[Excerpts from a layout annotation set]

——————————

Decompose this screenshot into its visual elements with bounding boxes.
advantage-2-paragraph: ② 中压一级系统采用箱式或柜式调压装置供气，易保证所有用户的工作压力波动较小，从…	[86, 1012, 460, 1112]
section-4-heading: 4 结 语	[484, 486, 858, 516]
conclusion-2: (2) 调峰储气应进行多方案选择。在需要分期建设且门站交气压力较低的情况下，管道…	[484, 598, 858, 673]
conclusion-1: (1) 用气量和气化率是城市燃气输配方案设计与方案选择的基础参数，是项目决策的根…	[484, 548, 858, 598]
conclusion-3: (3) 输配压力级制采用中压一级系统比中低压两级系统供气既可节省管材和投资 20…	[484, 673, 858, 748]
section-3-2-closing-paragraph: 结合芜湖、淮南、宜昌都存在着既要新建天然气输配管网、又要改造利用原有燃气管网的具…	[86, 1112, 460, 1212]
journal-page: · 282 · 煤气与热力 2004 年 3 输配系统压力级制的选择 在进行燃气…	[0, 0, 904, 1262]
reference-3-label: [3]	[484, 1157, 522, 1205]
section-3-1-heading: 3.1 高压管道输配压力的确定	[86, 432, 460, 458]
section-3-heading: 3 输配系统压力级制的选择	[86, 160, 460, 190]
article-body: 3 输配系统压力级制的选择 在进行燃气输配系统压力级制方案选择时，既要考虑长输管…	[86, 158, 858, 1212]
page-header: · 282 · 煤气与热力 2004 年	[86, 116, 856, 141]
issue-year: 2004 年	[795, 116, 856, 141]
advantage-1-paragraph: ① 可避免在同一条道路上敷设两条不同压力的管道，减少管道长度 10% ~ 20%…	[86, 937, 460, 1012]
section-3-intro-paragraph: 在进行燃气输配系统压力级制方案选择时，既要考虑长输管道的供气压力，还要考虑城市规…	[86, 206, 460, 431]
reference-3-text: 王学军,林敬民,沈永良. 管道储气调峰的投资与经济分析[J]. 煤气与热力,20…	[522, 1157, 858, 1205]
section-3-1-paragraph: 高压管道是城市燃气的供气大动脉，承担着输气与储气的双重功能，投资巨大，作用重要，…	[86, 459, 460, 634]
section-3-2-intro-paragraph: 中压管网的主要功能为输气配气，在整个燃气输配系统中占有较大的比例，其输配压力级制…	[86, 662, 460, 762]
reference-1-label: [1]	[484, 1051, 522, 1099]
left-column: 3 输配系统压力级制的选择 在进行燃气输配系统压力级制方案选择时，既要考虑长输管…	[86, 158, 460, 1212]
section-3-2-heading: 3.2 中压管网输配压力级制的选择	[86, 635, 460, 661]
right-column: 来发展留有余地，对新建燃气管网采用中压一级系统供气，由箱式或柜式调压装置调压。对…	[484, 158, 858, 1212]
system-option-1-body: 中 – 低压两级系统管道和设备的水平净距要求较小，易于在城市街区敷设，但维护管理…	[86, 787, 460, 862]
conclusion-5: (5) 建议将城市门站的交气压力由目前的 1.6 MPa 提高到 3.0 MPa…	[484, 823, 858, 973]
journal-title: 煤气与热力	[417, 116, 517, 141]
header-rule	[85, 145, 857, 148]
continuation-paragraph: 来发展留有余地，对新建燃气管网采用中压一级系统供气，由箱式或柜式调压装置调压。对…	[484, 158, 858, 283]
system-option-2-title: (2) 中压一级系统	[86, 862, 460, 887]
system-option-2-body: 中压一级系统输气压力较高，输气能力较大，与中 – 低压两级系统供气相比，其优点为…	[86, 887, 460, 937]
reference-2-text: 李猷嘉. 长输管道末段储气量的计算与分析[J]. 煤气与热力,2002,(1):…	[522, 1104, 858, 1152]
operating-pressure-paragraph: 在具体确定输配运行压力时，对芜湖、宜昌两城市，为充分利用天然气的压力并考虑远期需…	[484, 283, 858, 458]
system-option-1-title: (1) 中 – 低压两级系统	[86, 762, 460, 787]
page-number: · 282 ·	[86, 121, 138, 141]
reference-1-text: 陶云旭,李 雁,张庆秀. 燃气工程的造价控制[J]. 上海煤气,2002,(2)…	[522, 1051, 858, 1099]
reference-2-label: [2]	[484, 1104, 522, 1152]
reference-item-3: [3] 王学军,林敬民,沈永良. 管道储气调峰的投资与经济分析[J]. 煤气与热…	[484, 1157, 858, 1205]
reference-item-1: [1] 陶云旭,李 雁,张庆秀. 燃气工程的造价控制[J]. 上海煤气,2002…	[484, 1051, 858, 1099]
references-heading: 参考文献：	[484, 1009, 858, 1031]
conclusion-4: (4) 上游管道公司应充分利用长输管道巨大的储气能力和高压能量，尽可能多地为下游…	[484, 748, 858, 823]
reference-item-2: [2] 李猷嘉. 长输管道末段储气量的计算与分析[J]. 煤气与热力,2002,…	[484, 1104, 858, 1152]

——————————

▶ _What to work on_:
List each line in the records above that contains the string "label". Copy every such line in full.

▶ _Response below_:
reference-3-label: [3]	[484, 1157, 522, 1205]
reference-1-label: [1]	[484, 1051, 522, 1099]
reference-2-label: [2]	[484, 1104, 522, 1152]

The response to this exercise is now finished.